(Passage begins)
I know it is the new hype, but I really don't think walking around under water is immersive or credible or even interesting. Ever tried to dip underwater for more than a few minutes and walk around? If I played an aquatic race, ok. But I am not!


  1. Nice write-up; I think you lay out pretty well where you and ArenaNet part ways on game philosophy, and no harm done.

    I do feel it's a bit of a mischaracterization to say that GW2 is aiming to please everyone on all fronts, since it's clear that it *won't* please people who do like to grind, people who like death penalties, people who like sandbox environments, etc. I do wish that ArenaNet would stop saying things like "nobody likes to grind" and such - obviously some people do! (I also feel that you mischaracterize the desires and mindsets of people who dislike those things, but it's your blog and your prerogative.)

    What I am grateful for is that for once (rather, the first time since Guild Wars 1) someone is making a game *I* want to play.

    I don't know how familiar you are with the first Guild Wars, but leveling was never the point or the goal of that game either, so the arbitrary number of 80 with an even time to level is not because leveling is a boring experience to be rushed through. It's controversial even among GW fans whether ANet should have done away with levels entirely instead of slapping the number on (perhaps to stave off the criticisms against the first game that the level cap was so "low" - when that was the point: you reached level cap 1/4 or 1/3 into the game and had so much left to learn that level cap meant nothing).
(Passage ends)
(Extracted material begins)
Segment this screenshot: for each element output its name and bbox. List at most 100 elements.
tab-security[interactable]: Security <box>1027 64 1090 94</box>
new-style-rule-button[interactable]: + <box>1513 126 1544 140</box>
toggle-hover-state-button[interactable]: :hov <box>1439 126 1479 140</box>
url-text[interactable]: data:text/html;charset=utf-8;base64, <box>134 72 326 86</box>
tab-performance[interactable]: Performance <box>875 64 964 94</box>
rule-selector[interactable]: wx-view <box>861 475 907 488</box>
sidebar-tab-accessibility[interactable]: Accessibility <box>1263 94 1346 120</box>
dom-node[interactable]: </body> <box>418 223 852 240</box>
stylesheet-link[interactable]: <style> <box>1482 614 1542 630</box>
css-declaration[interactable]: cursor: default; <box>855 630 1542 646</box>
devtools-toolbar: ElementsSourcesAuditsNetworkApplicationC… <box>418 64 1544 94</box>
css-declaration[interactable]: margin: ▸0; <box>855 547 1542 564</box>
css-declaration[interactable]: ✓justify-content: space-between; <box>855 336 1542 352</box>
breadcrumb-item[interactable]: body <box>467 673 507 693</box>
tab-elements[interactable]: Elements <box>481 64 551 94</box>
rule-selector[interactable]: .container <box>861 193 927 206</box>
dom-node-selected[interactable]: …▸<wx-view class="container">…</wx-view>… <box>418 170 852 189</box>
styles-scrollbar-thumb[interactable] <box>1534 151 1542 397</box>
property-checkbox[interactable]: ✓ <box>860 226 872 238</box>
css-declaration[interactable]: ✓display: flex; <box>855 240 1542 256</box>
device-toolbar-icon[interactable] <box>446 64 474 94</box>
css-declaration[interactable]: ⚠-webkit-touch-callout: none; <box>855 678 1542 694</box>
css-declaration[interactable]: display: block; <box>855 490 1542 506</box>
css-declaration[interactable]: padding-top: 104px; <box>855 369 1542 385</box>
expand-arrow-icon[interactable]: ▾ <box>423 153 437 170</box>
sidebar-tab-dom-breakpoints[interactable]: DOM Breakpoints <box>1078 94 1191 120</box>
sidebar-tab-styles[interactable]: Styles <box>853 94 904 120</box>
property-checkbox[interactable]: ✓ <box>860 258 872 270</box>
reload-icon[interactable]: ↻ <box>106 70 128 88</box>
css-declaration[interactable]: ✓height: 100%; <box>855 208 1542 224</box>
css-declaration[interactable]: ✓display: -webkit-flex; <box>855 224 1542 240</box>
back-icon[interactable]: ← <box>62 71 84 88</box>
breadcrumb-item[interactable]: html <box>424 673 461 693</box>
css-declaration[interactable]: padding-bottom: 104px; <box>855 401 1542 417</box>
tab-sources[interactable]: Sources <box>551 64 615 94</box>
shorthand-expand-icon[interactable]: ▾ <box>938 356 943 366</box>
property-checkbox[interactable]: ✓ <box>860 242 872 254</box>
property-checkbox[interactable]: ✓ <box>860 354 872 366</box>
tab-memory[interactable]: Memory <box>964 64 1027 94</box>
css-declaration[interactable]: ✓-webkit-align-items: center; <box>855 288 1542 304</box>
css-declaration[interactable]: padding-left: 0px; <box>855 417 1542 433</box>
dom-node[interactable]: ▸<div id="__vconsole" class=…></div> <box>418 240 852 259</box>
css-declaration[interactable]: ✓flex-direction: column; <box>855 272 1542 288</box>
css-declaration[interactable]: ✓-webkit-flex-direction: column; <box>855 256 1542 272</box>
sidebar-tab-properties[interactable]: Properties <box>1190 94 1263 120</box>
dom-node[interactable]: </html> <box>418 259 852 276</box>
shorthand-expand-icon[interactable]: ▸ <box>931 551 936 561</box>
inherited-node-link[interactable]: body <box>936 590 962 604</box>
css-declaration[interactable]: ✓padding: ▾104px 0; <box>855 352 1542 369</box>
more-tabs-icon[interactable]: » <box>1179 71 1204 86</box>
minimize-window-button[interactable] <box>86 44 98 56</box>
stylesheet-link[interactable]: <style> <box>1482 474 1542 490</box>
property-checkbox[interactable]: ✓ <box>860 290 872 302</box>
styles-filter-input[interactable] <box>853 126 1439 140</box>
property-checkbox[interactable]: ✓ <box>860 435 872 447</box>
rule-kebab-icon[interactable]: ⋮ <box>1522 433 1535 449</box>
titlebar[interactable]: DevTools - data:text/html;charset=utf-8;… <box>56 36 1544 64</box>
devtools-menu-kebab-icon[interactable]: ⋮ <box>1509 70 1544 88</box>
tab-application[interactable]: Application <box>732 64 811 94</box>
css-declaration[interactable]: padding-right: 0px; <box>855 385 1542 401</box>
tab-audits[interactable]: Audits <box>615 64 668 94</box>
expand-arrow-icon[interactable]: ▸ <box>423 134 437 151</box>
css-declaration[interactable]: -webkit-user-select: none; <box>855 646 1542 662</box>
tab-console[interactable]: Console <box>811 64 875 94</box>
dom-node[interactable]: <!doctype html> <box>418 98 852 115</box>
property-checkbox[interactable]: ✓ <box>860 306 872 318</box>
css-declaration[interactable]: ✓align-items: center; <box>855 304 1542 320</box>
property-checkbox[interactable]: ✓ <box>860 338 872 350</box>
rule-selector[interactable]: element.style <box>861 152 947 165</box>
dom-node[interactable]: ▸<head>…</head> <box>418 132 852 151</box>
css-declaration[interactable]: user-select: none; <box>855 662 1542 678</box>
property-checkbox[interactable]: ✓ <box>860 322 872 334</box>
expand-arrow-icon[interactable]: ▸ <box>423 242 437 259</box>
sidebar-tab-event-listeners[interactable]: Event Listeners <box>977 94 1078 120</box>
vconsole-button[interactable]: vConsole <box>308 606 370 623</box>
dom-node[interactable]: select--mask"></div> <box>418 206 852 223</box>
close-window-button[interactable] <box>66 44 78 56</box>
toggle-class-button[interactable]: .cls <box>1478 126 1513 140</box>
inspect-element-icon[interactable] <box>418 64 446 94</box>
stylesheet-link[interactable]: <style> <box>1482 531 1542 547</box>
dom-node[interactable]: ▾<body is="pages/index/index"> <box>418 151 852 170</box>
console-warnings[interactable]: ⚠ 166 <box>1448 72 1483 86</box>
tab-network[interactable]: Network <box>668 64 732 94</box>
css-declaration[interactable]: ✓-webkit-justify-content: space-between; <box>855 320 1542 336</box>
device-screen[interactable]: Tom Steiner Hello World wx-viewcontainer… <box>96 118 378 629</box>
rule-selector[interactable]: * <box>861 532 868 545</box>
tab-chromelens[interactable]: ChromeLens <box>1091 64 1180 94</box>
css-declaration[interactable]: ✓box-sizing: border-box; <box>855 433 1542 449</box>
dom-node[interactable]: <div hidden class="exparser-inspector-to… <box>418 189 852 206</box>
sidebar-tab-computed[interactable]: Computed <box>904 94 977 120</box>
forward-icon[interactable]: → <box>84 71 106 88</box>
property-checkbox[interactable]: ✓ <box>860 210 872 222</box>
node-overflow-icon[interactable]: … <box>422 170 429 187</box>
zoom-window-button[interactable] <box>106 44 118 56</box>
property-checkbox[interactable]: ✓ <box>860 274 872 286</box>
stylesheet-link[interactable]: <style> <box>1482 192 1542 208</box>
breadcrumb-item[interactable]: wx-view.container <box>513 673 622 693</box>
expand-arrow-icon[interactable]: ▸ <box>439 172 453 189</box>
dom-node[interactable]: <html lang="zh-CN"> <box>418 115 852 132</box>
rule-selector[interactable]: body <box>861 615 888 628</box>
(Extracted material ends)
Assignment.
Reproduce the Guild Wars 2 discussion above word for word, in full.

Exercise response.
I know it is the new hype, but I really don't think walking around under water is immersive or credible or even interesting. Ever tried to dip underwater for more than a few minutes and walk around? If I played an aquatic race, ok. But I am not!


  1. Nice write-up; I think you lay out pretty well where you and ArenaNet part ways on game philosophy, and no harm done.

    I do feel it's a bit of a mischaracterization to say that GW2 is aiming to please everyone on all fronts, since it's clear that it *won't* please people who do like to grind, people who like death penalties, people who like sandbox environments, etc. I do wish that ArenaNet would stop saying things like "nobody likes to grind" and such - obviously some people do! (I also feel that you mischaracterize the desires and mindsets of people who dislike those things, but it's your blog and your prerogative.)

    What I am grateful for is that for once (rather, the first time since Guild Wars 1) someone is making a game *I* want to play.

    I don't know how familiar you are with the first Guild Wars, but leveling was never the point or the goal of that game either, so the arbitrary number of 80 with an even time to level is not because leveling is a boring experience to be rushed through. It's controversial even among GW fans whether ANet should have done away with levels entirely instead of slapping the number on (perhaps to stave off the criticisms against the first game that the level cap was so "low" - when that was the point: you reached level cap 1/4 or 1/3 into the game and had so much left to learn that level cap meant nothing).